The task: Leave out the pictures and copy every record exactly.

Material shown:

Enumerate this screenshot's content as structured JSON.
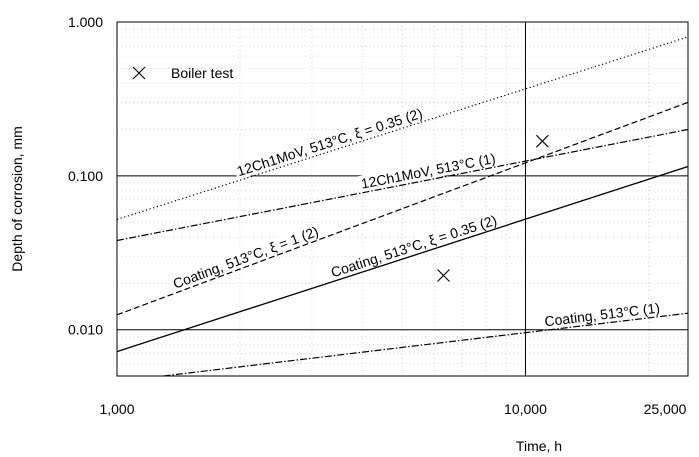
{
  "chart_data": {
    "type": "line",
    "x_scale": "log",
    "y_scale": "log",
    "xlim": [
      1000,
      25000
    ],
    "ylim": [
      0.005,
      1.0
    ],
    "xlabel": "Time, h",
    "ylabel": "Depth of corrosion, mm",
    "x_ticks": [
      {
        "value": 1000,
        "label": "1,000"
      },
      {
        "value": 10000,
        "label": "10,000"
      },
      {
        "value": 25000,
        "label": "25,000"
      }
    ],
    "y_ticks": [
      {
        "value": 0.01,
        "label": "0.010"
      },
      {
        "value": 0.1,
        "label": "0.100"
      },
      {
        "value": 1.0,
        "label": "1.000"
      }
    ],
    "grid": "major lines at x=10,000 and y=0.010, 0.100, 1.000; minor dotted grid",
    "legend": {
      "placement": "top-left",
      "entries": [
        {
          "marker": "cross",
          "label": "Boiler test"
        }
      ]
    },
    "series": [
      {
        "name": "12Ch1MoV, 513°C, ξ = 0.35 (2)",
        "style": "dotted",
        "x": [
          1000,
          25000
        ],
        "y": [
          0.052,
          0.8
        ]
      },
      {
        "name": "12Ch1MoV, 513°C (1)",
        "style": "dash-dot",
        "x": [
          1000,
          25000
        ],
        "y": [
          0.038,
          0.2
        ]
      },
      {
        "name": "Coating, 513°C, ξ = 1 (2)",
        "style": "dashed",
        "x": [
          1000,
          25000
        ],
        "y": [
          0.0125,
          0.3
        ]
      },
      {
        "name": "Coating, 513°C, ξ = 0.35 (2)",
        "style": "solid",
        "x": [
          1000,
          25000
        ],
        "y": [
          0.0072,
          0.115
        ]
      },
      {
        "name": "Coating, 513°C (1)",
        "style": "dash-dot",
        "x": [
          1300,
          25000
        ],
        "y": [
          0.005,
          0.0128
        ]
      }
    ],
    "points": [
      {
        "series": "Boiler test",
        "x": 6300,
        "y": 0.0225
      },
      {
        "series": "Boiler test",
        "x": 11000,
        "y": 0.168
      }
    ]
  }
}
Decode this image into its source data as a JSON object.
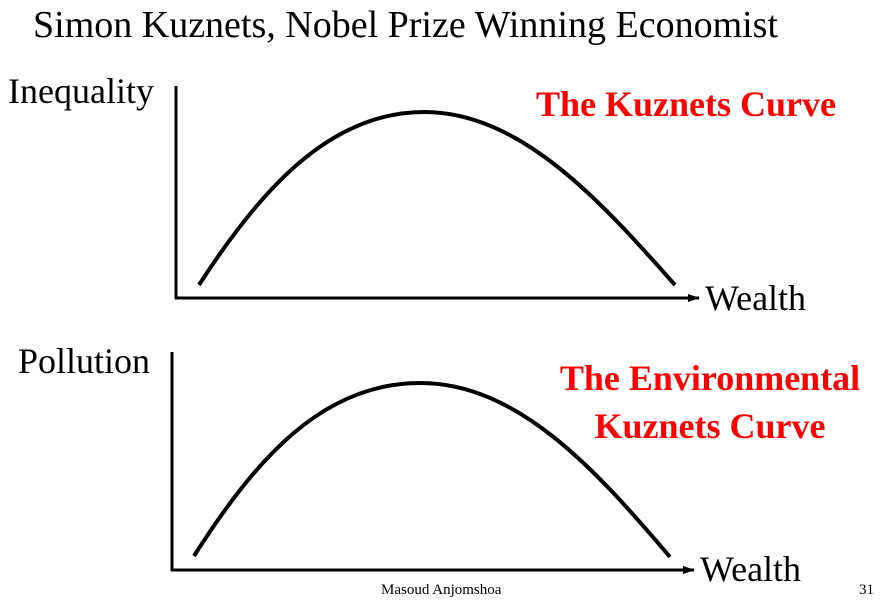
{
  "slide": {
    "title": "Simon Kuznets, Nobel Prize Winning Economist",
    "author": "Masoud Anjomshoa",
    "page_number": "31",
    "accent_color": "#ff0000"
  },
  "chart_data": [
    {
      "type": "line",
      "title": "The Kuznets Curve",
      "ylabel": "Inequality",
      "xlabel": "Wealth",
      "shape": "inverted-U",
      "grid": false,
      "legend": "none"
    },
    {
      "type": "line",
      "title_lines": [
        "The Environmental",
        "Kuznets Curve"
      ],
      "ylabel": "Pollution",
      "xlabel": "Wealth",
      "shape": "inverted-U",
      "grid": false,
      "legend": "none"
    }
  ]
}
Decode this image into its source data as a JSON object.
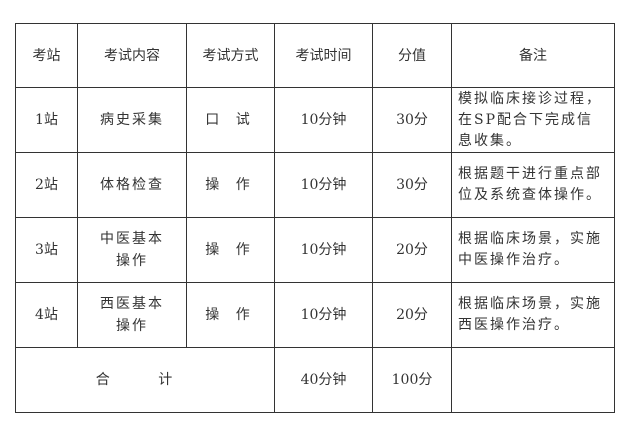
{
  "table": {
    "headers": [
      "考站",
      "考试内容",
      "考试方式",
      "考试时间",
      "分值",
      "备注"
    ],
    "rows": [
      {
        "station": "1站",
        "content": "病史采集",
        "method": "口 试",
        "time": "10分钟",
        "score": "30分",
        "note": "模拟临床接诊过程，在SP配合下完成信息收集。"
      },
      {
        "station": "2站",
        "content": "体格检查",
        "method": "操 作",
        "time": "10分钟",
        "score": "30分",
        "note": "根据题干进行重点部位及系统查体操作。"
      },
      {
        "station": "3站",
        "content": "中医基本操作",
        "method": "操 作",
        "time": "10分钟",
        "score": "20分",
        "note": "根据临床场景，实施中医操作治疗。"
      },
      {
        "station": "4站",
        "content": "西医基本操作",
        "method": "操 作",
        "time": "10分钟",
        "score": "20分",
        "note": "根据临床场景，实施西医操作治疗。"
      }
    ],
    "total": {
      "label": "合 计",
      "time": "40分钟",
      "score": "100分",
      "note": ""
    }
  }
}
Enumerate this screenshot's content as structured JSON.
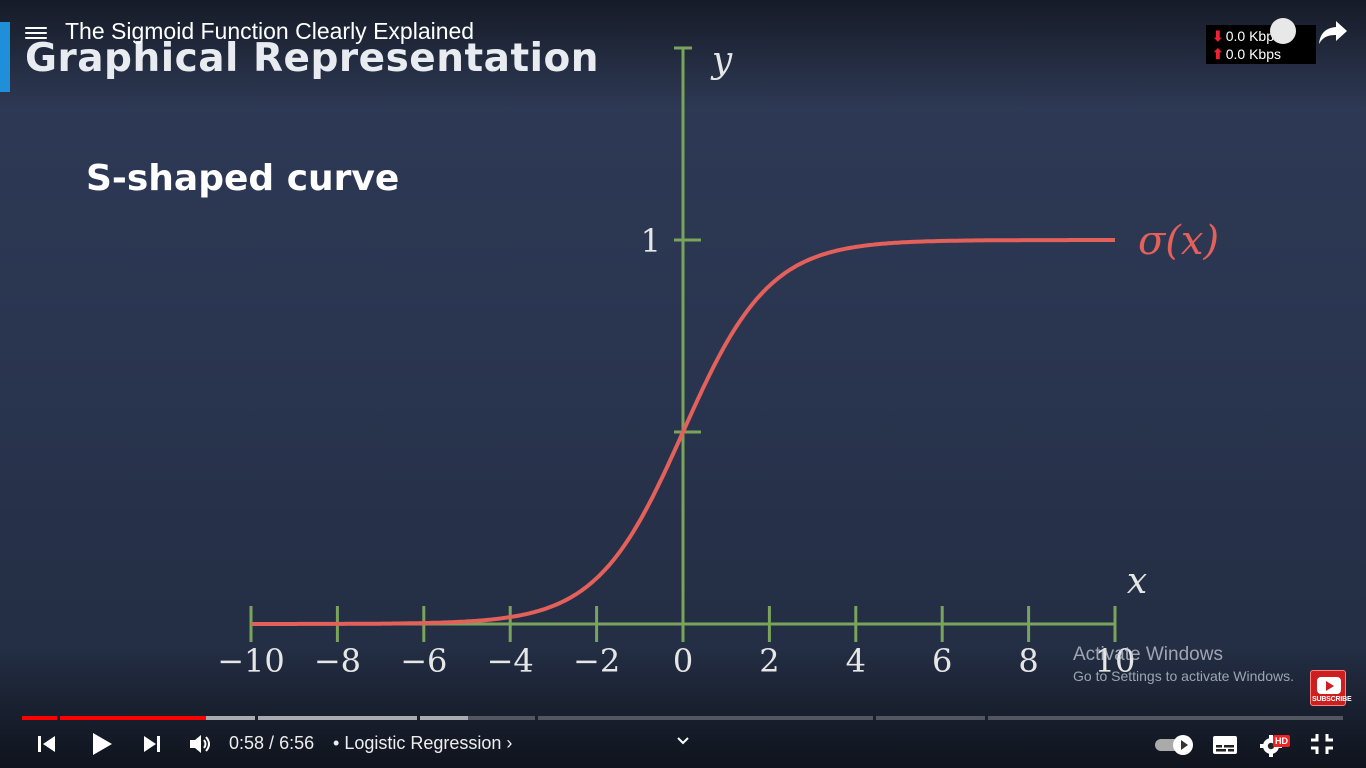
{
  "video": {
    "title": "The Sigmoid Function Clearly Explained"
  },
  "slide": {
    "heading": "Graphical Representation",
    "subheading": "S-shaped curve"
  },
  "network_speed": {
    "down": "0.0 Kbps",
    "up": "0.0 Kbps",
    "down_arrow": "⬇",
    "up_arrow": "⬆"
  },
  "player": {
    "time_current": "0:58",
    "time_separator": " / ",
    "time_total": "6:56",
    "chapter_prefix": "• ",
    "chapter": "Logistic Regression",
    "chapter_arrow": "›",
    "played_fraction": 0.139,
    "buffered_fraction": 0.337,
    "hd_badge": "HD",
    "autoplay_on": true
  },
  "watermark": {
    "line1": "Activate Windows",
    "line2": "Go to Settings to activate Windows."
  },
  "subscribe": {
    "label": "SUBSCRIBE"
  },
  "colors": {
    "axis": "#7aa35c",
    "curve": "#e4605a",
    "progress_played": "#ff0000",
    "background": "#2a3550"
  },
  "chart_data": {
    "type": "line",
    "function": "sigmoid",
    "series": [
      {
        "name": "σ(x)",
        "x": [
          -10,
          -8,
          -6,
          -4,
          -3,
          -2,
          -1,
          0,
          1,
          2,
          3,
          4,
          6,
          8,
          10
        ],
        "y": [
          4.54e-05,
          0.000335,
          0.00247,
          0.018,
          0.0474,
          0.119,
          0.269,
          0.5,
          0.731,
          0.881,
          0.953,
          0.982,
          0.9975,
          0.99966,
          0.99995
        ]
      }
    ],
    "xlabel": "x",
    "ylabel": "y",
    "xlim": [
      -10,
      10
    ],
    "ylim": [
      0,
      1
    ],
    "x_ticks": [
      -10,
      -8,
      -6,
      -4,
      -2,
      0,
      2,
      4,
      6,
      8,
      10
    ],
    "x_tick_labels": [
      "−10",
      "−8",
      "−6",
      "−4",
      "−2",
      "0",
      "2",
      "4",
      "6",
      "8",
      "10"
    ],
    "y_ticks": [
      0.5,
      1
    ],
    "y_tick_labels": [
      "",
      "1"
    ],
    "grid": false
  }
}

Final result:
Enumerate this screenshot's content as structured JSON.
{
  "chart_data": {
    "type": "line",
    "x_scale": "log",
    "y_scale": "log",
    "xlim": [
      1000,
      25000
    ],
    "ylim": [
      0.005,
      1.0
    ],
    "xlabel": "Time, h",
    "ylabel": "Depth of corrosion, mm",
    "x_ticks": [
      {
        "value": 1000,
        "label": "1,000"
      },
      {
        "value": 10000,
        "label": "10,000"
      },
      {
        "value": 25000,
        "label": "25,000"
      }
    ],
    "y_ticks": [
      {
        "value": 0.01,
        "label": "0.010"
      },
      {
        "value": 0.1,
        "label": "0.100"
      },
      {
        "value": 1.0,
        "label": "1.000"
      }
    ],
    "grid": "major lines at x=10,000 and y=0.010, 0.100, 1.000; minor dotted grid",
    "legend": {
      "placement": "top-left",
      "entries": [
        {
          "marker": "cross",
          "label": "Boiler test"
        }
      ]
    },
    "series": [
      {
        "name": "12Ch1MoV, 513°C, ξ = 0.35 (2)",
        "style": "dotted",
        "x": [
          1000,
          25000
        ],
        "y": [
          0.052,
          0.8
        ]
      },
      {
        "name": "12Ch1MoV, 513°C (1)",
        "style": "dash-dot",
        "x": [
          1000,
          25000
        ],
        "y": [
          0.038,
          0.2
        ]
      },
      {
        "name": "Coating, 513°C, ξ = 1 (2)",
        "style": "dashed",
        "x": [
          1000,
          25000
        ],
        "y": [
          0.0125,
          0.3
        ]
      },
      {
        "name": "Coating, 513°C, ξ = 0.35 (2)",
        "style": "solid",
        "x": [
          1000,
          25000
        ],
        "y": [
          0.0072,
          0.115
        ]
      },
      {
        "name": "Coating, 513°C (1)",
        "style": "dash-dot",
        "x": [
          1300,
          25000
        ],
        "y": [
          0.005,
          0.0128
        ]
      }
    ],
    "points": [
      {
        "series": "Boiler test",
        "x": 6300,
        "y": 0.0225
      },
      {
        "series": "Boiler test",
        "x": 11000,
        "y": 0.168
      }
    ]
  }
}
Decode this image into its source data as a JSON object.
{
  "slide": {
    "title": "Simon Kuznets, Nobel Prize Winning Economist",
    "author": "Masoud Anjomshoa",
    "page_number": "31",
    "accent_color": "#ff0000"
  },
  "chart_data": [
    {
      "type": "line",
      "title": "The Kuznets Curve",
      "ylabel": "Inequality",
      "xlabel": "Wealth",
      "shape": "inverted-U",
      "grid": false,
      "legend": "none"
    },
    {
      "type": "line",
      "title_lines": [
        "The Environmental",
        "Kuznets Curve"
      ],
      "ylabel": "Pollution",
      "xlabel": "Wealth",
      "shape": "inverted-U",
      "grid": false,
      "legend": "none"
    }
  ]
}
Decode this image into its source data as a JSON object.
{
  "table": {
    "headers": [
      "考站",
      "考试内容",
      "考试方式",
      "考试时间",
      "分值",
      "备注"
    ],
    "rows": [
      {
        "station": "1站",
        "content": "病史采集",
        "method": "口 试",
        "time": "10分钟",
        "score": "30分",
        "note": "模拟临床接诊过程，在SP配合下完成信息收集。"
      },
      {
        "station": "2站",
        "content": "体格检查",
        "method": "操 作",
        "time": "10分钟",
        "score": "30分",
        "note": "根据题干进行重点部位及系统查体操作。"
      },
      {
        "station": "3站",
        "content": "中医基本操作",
        "method": "操 作",
        "time": "10分钟",
        "score": "20分",
        "note": "根据临床场景，实施中医操作治疗。"
      },
      {
        "station": "4站",
        "content": "西医基本操作",
        "method": "操 作",
        "time": "10分钟",
        "score": "20分",
        "note": "根据临床场景，实施西医操作治疗。"
      }
    ],
    "total": {
      "label": "合 计",
      "time": "40分钟",
      "score": "100分",
      "note": ""
    }
  }
}
Enumerate this screenshot's content as structured JSON.
{
  "video": {
    "title": "The Sigmoid Function Clearly Explained"
  },
  "slide": {
    "heading": "Graphical Representation",
    "subheading": "S-shaped curve"
  },
  "network_speed": {
    "down": "0.0 Kbps",
    "up": "0.0 Kbps",
    "down_arrow": "⬇",
    "up_arrow": "⬆"
  },
  "player": {
    "time_current": "0:58",
    "time_separator": " / ",
    "time_total": "6:56",
    "chapter_prefix": "• ",
    "chapter": "Logistic Regression",
    "chapter_arrow": "›",
    "played_fraction": 0.139,
    "buffered_fraction": 0.337,
    "hd_badge": "HD",
    "autoplay_on": true
  },
  "watermark": {
    "line1": "Activate Windows",
    "line2": "Go to Settings to activate Windows."
  },
  "subscribe": {
    "label": "SUBSCRIBE"
  },
  "colors": {
    "axis": "#7aa35c",
    "curve": "#e4605a",
    "progress_played": "#ff0000",
    "background": "#2a3550"
  },
  "chart_data": {
    "type": "line",
    "function": "sigmoid",
    "series": [
      {
        "name": "σ(x)",
        "x": [
          -10,
          -8,
          -6,
          -4,
          -3,
          -2,
          -1,
          0,
          1,
          2,
          3,
          4,
          6,
          8,
          10
        ],
        "y": [
          4.54e-05,
          0.000335,
          0.00247,
          0.018,
          0.0474,
          0.119,
          0.269,
          0.5,
          0.731,
          0.881,
          0.953,
          0.982,
          0.9975,
          0.99966,
          0.99995
        ]
      }
    ],
    "xlabel": "x",
    "ylabel": "y",
    "xlim": [
      -10,
      10
    ],
    "ylim": [
      0,
      1
    ],
    "x_ticks": [
      -10,
      -8,
      -6,
      -4,
      -2,
      0,
      2,
      4,
      6,
      8,
      10
    ],
    "x_tick_labels": [
      "−10",
      "−8",
      "−6",
      "−4",
      "−2",
      "0",
      "2",
      "4",
      "6",
      "8",
      "10"
    ],
    "y_ticks": [
      0.5,
      1
    ],
    "y_tick_labels": [
      "",
      "1"
    ],
    "grid": false
  }
}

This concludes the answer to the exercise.